● Task description
Output the material below in its entirety, exactly as given.

● Recorded information
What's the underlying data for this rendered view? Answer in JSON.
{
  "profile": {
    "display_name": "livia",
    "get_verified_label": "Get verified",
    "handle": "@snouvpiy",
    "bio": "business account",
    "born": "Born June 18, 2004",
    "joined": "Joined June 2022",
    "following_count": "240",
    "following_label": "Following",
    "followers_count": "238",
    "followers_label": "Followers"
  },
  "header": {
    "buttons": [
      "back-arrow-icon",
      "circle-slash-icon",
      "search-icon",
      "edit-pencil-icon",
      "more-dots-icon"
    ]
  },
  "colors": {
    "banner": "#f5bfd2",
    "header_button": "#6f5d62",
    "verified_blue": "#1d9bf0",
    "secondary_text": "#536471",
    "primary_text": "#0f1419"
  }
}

● Task solution
What's the underlying data for this rendered view? Answer in JSON.
{
  "profile": {
    "display_name": "livia",
    "get_verified_label": "Get verified",
    "handle": "@snouvpiy",
    "bio": "business account",
    "born": "Born June 18, 2004",
    "joined": "Joined June 2022",
    "following_count": "240",
    "following_label": "Following",
    "followers_count": "238",
    "followers_label": "Followers"
  },
  "header": {
    "buttons": [
      "back-arrow-icon",
      "circle-slash-icon",
      "search-icon",
      "edit-pencil-icon",
      "more-dots-icon"
    ]
  },
  "colors": {
    "banner": "#f5bfd2",
    "header_button": "#6f5d62",
    "verified_blue": "#1d9bf0",
    "secondary_text": "#536471",
    "primary_text": "#0f1419"
  }
}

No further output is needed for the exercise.